--- START ---
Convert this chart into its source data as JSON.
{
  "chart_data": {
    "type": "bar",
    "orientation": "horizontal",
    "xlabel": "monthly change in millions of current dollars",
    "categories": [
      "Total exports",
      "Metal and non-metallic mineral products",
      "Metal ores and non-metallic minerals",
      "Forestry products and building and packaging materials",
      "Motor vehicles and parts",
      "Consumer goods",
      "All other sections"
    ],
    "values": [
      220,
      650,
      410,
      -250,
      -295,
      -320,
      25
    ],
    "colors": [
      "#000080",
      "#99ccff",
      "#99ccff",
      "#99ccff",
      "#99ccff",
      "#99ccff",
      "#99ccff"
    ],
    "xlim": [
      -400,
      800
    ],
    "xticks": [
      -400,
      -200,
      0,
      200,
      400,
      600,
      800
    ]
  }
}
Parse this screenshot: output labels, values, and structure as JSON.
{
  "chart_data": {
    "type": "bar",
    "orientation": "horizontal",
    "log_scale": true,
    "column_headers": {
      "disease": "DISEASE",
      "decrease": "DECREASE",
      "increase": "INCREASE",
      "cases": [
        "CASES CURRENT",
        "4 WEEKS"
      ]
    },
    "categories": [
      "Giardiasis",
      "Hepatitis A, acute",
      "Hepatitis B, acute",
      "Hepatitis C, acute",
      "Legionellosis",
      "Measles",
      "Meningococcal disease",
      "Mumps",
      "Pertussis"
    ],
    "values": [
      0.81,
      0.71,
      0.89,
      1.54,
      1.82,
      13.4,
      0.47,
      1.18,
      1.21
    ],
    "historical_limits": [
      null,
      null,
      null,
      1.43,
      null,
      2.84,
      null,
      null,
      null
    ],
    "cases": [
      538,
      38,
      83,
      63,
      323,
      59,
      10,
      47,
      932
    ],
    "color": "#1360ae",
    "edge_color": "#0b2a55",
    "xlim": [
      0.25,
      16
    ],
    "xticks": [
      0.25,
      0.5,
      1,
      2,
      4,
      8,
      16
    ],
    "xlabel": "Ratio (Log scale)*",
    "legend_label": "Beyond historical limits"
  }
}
--- END ---
▶ _Prompt_
Repeat the records above exactly as they appear.

▶ _Finished exercise_
Convert this chart into its source data as JSON.
{
  "chart_data": {
    "type": "bar",
    "orientation": "horizontal",
    "xlabel": "monthly change in millions of current dollars",
    "categories": [
      "Total exports",
      "Metal and non-metallic mineral products",
      "Metal ores and non-metallic minerals",
      "Forestry products and building and packaging materials",
      "Motor vehicles and parts",
      "Consumer goods",
      "All other sections"
    ],
    "values": [
      220,
      650,
      410,
      -250,
      -295,
      -320,
      25
    ],
    "colors": [
      "#000080",
      "#99ccff",
      "#99ccff",
      "#99ccff",
      "#99ccff",
      "#99ccff",
      "#99ccff"
    ],
    "xlim": [
      -400,
      800
    ],
    "xticks": [
      -400,
      -200,
      0,
      200,
      400,
      600,
      800
    ]
  }
}
Parse this screenshot: output labels, values, and structure as JSON.
{
  "chart_data": {
    "type": "bar",
    "orientation": "horizontal",
    "log_scale": true,
    "column_headers": {
      "disease": "DISEASE",
      "decrease": "DECREASE",
      "increase": "INCREASE",
      "cases": [
        "CASES CURRENT",
        "4 WEEKS"
      ]
    },
    "categories": [
      "Giardiasis",
      "Hepatitis A, acute",
      "Hepatitis B, acute",
      "Hepatitis C, acute",
      "Legionellosis",
      "Measles",
      "Meningococcal disease",
      "Mumps",
      "Pertussis"
    ],
    "values": [
      0.81,
      0.71,
      0.89,
      1.54,
      1.82,
      13.4,
      0.47,
      1.18,
      1.21
    ],
    "historical_limits": [
      null,
      null,
      null,
      1.43,
      null,
      2.84,
      null,
      null,
      null
    ],
    "cases": [
      538,
      38,
      83,
      63,
      323,
      59,
      10,
      47,
      932
    ],
    "color": "#1360ae",
    "edge_color": "#0b2a55",
    "xlim": [
      0.25,
      16
    ],
    "xticks": [
      0.25,
      0.5,
      1,
      2,
      4,
      8,
      16
    ],
    "xlabel": "Ratio (Log scale)*",
    "legend_label": "Beyond historical limits"
  }
}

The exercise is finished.